* begin *

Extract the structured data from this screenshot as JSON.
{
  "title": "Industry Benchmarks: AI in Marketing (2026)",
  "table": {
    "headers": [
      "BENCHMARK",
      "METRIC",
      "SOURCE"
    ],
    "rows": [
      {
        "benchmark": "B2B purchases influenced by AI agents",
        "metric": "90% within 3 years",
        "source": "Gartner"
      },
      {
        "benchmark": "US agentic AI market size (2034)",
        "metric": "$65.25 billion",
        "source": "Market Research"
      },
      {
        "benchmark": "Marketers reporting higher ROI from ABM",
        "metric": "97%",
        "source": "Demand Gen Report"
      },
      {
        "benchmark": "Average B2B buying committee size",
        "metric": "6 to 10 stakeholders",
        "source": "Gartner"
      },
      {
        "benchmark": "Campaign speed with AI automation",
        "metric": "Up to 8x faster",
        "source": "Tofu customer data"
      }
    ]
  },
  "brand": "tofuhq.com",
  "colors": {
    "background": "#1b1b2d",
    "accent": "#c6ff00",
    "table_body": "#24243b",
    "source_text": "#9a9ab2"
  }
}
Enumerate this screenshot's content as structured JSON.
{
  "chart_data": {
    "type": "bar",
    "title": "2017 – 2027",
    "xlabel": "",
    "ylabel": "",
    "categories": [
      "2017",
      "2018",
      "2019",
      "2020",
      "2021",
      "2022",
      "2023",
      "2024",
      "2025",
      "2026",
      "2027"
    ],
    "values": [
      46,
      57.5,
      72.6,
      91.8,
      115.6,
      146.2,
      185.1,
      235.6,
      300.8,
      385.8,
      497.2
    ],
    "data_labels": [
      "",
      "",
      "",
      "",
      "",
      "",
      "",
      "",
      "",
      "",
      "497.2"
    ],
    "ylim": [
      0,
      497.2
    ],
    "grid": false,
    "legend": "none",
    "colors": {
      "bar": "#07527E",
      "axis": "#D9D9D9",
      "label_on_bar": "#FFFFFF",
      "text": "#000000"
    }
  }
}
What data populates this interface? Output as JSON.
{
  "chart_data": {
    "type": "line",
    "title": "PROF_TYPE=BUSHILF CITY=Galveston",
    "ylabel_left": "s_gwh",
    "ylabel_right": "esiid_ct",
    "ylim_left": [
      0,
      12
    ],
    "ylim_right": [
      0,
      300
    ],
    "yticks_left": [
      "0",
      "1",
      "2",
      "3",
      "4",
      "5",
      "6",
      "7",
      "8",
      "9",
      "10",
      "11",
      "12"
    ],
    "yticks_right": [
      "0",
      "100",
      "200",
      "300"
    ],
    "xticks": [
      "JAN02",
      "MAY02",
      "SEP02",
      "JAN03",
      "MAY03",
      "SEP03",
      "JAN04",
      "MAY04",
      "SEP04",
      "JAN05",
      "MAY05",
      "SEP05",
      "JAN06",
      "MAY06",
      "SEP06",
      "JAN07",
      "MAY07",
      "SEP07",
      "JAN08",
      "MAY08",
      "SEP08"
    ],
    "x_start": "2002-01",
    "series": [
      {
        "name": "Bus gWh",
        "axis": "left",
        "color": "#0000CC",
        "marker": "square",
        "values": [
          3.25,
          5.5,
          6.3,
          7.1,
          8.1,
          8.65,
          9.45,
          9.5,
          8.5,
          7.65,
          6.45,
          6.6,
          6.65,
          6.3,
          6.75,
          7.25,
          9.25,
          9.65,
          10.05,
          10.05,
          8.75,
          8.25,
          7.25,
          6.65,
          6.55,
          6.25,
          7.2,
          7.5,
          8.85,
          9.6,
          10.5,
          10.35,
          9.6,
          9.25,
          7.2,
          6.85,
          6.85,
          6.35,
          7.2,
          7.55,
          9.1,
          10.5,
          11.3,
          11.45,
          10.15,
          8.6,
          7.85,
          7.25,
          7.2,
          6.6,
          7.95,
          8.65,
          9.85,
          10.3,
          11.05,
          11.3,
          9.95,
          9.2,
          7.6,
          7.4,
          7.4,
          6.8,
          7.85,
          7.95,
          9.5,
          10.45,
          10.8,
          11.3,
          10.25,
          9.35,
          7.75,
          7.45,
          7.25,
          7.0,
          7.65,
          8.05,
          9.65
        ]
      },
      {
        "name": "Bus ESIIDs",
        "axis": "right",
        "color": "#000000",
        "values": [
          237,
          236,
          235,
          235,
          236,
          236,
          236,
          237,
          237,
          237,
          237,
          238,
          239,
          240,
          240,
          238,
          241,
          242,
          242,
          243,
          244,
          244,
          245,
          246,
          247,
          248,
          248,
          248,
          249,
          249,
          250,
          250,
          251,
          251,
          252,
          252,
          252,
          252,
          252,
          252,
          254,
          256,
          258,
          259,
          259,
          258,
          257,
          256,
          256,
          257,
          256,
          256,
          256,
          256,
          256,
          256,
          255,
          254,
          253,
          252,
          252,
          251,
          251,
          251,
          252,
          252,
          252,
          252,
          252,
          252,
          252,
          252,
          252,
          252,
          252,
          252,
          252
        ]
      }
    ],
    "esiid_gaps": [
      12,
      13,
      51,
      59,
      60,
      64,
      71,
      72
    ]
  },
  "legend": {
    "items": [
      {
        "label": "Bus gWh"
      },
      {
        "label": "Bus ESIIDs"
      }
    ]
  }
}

* end *

EXERCISE REQUIREMENTS:
Where a line contains "screenshot", copy that line.

FINISHED ANSWER:
Extract the structured data from this screenshot as JSON.
Enumerate this screenshot's content as structured JSON.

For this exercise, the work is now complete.